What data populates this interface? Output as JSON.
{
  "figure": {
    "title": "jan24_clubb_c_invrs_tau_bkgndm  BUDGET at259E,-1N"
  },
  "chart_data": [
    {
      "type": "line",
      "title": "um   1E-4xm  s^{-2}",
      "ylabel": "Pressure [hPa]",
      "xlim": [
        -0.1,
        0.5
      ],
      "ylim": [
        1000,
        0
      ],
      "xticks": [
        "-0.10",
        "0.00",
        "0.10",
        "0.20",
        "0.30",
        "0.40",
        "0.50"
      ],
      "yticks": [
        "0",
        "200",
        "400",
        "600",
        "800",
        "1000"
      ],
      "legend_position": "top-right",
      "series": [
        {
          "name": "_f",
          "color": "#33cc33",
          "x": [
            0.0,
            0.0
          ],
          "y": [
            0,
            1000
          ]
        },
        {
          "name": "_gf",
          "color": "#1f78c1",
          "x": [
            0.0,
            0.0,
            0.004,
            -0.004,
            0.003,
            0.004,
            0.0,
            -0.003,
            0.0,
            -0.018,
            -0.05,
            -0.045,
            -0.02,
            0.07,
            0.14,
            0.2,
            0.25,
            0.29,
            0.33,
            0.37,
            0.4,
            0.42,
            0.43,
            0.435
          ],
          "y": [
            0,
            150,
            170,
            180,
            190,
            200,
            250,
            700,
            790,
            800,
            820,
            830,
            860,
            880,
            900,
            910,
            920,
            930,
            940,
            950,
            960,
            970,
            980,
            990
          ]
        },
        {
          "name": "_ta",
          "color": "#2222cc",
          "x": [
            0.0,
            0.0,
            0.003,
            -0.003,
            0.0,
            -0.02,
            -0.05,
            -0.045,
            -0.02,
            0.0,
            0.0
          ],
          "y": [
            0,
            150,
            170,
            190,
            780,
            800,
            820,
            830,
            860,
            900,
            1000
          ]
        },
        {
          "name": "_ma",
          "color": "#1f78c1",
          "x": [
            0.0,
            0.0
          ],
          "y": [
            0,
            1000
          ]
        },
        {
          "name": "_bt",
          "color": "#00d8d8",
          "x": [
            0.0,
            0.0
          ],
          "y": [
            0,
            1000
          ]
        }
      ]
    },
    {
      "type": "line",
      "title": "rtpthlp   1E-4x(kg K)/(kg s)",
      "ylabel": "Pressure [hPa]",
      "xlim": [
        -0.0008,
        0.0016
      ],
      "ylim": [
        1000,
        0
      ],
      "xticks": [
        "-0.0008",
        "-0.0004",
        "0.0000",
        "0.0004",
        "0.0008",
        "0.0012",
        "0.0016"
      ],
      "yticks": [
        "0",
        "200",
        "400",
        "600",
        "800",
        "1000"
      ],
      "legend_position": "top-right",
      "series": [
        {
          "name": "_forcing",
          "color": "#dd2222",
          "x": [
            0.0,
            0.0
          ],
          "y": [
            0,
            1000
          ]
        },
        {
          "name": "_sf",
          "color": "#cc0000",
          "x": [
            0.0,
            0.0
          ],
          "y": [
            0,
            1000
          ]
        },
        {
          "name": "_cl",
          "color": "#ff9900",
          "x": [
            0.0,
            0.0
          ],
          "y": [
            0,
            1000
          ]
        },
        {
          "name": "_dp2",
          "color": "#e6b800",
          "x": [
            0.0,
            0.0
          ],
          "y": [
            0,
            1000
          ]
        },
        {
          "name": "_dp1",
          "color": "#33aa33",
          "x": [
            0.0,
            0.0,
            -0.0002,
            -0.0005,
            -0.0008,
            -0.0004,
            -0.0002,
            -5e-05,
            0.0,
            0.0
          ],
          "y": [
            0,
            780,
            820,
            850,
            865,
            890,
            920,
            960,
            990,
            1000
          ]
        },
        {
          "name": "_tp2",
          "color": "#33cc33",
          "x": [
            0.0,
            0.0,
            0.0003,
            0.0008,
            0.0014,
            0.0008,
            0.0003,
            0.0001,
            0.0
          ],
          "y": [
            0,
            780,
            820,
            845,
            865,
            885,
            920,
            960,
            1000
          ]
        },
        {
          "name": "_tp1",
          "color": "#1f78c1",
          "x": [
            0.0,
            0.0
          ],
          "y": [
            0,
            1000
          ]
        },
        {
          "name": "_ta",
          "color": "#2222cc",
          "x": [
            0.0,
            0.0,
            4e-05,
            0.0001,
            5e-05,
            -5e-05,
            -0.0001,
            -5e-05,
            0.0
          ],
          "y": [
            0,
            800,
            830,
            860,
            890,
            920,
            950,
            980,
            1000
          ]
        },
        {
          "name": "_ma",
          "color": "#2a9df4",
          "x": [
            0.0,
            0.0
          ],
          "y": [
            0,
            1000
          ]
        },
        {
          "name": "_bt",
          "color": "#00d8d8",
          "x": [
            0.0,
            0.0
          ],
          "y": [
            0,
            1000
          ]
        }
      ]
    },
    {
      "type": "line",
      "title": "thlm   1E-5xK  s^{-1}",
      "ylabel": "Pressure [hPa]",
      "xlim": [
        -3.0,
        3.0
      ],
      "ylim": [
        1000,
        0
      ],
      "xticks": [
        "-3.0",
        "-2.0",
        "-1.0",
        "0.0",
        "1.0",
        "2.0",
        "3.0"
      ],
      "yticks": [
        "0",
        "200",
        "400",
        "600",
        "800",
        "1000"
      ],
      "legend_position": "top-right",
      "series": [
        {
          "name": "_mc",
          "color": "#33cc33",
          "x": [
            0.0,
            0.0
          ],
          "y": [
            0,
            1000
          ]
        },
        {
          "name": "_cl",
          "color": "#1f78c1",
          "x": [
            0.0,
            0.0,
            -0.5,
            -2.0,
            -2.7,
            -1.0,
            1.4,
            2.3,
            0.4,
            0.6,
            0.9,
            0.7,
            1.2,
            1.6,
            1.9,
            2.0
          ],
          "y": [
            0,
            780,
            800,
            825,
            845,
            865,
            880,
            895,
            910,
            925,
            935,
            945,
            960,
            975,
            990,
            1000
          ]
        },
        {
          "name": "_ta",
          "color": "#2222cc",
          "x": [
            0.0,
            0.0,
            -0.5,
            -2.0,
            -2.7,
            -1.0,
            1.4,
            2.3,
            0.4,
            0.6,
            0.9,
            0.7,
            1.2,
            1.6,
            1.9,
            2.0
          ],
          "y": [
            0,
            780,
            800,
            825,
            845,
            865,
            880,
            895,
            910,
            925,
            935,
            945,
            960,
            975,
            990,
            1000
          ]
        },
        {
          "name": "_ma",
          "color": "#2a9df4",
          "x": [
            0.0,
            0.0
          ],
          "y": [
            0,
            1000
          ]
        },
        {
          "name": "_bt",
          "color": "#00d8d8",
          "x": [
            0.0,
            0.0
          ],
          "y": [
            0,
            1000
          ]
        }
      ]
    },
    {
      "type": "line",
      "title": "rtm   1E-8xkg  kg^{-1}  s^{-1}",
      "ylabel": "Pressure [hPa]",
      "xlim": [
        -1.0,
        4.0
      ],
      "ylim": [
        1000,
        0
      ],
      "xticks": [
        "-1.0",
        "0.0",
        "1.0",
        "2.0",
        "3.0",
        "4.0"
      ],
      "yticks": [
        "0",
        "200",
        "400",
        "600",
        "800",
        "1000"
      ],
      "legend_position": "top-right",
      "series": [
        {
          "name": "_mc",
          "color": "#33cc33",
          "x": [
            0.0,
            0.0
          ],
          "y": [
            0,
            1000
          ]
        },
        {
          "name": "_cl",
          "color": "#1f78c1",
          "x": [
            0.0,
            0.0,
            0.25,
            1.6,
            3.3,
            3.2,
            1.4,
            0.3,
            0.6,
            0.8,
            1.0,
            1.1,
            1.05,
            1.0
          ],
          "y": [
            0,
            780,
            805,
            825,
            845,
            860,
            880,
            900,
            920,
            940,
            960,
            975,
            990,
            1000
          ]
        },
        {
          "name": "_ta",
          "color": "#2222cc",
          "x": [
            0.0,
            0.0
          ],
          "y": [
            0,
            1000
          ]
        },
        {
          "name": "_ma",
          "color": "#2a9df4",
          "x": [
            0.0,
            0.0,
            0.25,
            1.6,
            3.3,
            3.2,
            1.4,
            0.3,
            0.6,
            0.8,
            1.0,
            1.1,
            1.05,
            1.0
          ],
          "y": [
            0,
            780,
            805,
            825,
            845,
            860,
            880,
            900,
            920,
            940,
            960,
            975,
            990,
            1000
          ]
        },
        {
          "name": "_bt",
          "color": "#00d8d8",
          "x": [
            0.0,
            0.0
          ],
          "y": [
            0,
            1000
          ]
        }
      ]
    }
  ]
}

********

List all lines above in which the string "title" appears.

    "title": "jan24_clubb_c_invrs_tau_bkgndm  BUDGET at259E,-1N"
      "title": "um   1E-4xm  s^{-2}",
      "title": "rtpthlp   1E-4x(kg K)/(kg s)",
      "title": "thlm   1E-5xK  s^{-1}",
      "title": "rtm   1E-8xkg  kg^{-1}  s^{-1}",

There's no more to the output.